- _Dataset rows_
● ● ●

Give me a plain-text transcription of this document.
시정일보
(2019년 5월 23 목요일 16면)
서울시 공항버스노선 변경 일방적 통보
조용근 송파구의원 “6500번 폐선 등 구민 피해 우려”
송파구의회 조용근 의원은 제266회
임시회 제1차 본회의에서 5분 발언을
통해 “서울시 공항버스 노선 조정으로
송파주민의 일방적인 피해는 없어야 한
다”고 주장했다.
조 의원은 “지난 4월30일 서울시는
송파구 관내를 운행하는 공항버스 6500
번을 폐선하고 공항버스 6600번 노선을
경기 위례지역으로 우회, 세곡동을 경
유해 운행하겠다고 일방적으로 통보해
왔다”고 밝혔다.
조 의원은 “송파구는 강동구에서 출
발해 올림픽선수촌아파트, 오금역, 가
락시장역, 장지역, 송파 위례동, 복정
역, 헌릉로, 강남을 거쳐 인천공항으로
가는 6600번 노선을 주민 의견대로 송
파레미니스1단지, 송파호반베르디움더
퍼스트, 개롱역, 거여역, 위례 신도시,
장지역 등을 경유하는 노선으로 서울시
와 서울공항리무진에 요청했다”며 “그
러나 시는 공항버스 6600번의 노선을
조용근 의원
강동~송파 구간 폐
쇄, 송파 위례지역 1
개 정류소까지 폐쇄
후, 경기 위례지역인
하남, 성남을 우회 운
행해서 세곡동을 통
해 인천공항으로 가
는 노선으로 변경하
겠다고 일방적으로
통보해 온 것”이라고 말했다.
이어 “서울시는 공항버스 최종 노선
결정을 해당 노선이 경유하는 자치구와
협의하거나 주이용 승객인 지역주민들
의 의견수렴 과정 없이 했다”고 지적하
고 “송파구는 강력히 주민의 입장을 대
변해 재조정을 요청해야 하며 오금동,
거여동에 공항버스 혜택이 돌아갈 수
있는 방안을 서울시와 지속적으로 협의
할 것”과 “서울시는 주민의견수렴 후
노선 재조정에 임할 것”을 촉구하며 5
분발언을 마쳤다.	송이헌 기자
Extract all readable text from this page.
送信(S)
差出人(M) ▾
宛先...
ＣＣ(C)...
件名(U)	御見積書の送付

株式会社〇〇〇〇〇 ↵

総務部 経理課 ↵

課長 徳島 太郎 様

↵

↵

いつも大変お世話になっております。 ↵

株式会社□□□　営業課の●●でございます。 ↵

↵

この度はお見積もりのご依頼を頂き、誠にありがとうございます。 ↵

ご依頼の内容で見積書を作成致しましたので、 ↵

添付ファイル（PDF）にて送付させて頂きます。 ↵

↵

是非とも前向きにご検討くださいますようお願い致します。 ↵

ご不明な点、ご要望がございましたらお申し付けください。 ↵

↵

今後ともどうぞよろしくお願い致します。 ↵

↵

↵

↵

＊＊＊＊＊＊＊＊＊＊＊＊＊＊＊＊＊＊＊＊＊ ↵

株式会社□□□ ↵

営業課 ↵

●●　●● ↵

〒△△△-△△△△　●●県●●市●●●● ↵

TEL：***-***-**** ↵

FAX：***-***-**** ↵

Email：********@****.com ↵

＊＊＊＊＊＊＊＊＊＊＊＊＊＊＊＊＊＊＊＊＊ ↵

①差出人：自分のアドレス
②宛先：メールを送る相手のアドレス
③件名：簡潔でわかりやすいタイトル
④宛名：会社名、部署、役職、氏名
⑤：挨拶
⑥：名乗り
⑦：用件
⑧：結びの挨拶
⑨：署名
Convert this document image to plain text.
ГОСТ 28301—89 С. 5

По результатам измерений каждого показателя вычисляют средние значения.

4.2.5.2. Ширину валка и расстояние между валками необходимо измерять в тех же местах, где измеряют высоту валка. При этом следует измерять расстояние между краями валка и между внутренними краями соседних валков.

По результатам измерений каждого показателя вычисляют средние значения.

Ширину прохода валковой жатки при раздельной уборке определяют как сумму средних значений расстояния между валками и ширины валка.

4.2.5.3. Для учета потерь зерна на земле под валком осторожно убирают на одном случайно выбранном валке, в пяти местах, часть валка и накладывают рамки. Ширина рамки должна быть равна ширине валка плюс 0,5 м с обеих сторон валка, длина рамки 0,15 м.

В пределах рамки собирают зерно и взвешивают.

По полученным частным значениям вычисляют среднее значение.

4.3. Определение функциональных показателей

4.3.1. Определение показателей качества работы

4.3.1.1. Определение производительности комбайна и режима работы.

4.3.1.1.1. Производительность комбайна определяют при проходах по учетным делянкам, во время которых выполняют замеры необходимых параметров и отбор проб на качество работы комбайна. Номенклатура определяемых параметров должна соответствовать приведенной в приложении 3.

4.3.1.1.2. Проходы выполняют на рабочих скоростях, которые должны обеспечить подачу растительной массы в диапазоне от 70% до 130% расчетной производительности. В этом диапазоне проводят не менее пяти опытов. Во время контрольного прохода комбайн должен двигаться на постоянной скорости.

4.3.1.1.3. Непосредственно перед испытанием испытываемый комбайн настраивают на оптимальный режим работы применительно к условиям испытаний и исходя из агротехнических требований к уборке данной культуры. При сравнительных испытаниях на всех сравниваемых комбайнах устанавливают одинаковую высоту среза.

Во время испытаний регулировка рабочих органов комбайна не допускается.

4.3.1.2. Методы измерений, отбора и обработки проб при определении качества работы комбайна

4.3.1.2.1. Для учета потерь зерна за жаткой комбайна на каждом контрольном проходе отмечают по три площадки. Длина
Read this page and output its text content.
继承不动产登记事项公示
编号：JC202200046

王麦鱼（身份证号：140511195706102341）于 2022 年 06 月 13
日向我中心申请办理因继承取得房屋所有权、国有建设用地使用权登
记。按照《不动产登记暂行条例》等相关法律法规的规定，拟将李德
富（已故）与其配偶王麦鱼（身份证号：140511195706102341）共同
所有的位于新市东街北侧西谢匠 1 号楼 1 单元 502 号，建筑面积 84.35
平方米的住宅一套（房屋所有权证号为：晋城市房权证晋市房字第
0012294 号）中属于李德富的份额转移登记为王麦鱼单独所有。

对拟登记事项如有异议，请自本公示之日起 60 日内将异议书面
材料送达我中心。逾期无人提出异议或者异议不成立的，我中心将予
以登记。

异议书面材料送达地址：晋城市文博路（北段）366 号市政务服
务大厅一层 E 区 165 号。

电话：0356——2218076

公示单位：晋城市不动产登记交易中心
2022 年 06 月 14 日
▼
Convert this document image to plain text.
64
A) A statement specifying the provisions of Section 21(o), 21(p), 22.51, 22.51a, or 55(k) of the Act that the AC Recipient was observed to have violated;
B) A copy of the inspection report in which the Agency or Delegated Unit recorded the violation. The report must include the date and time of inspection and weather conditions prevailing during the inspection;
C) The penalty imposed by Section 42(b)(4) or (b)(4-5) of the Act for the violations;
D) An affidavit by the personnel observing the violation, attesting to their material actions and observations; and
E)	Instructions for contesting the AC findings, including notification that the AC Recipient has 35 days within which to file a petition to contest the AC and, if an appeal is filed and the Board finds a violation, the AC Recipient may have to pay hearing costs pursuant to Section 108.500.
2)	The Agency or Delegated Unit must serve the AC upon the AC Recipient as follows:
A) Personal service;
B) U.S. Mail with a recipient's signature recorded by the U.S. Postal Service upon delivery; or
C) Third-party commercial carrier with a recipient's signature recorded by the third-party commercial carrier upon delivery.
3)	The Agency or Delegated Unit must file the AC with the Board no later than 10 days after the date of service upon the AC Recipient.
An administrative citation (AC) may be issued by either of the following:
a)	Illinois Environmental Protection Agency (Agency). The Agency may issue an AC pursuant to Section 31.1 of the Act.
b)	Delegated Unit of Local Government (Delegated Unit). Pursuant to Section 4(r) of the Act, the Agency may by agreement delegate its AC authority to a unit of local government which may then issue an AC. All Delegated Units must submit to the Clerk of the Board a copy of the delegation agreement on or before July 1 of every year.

● ● ●

Provide the number of lines in the data above that contain the string "Ширину", and nothing else.

2